--- Begin Record extracts ---
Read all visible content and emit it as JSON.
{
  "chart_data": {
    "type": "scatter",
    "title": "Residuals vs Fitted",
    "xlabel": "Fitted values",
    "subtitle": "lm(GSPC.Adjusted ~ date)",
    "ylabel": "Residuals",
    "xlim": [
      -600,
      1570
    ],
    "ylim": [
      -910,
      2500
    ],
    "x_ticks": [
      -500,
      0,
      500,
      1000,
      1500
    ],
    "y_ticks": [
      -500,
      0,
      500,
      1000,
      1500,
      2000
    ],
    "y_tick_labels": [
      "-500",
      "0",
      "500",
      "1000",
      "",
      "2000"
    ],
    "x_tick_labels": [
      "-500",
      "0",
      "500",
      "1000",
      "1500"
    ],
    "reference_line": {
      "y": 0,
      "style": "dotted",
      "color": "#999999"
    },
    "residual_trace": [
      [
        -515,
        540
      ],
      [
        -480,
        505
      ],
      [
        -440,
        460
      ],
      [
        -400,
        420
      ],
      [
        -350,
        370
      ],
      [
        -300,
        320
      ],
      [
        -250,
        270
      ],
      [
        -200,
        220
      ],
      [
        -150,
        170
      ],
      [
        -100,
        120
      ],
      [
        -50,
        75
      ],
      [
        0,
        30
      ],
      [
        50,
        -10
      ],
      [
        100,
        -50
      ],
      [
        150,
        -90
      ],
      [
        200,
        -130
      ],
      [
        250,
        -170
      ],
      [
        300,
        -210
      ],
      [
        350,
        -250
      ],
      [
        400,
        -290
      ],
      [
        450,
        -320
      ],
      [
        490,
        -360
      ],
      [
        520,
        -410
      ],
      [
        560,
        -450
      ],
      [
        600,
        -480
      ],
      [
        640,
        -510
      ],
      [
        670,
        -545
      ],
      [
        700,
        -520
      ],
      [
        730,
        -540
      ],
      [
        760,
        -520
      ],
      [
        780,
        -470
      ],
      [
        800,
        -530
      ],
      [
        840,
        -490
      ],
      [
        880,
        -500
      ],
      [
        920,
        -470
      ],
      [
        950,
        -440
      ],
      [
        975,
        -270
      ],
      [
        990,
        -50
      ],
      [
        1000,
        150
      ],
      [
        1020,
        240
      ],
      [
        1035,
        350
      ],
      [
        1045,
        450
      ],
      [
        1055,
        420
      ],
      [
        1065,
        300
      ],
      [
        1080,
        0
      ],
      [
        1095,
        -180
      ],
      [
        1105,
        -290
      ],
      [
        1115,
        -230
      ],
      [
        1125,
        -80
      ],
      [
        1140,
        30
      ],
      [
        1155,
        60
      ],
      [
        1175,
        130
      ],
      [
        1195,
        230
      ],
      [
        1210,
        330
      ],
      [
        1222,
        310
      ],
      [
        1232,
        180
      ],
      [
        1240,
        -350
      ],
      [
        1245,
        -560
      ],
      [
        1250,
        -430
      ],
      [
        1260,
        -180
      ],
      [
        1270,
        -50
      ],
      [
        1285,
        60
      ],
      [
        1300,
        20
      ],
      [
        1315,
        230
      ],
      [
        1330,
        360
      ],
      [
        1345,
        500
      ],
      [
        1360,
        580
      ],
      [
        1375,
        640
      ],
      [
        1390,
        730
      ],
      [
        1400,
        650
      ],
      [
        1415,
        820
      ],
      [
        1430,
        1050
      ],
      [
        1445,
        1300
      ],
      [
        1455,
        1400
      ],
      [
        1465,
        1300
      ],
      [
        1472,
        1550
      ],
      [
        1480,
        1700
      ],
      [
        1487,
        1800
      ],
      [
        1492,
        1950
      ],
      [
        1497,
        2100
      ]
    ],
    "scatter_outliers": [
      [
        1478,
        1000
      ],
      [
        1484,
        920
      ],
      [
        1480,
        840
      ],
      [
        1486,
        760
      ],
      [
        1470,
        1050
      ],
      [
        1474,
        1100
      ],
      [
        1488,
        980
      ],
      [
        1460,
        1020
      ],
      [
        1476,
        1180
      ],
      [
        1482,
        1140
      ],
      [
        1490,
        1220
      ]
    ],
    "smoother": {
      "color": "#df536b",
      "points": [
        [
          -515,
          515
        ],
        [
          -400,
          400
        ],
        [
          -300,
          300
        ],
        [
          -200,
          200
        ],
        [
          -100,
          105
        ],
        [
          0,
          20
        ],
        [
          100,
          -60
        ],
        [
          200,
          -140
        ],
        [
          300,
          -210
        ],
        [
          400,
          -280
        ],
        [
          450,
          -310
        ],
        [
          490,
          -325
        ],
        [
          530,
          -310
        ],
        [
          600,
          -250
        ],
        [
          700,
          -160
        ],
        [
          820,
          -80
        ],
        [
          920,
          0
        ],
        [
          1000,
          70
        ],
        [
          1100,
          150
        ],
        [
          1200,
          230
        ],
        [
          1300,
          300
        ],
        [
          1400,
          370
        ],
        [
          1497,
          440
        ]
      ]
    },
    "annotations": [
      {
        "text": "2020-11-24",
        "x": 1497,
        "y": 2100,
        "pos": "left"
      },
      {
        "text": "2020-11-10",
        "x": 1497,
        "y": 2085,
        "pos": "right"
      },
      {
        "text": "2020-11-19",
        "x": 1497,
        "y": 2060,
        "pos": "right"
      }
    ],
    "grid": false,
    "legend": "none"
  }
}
--- End Record extracts ---
Directions:
From the data above, pick out each line containing "Fitted" and copy it.

Finished answer:
    "title": "Residuals vs Fitted",
    "xlabel": "Fitted values",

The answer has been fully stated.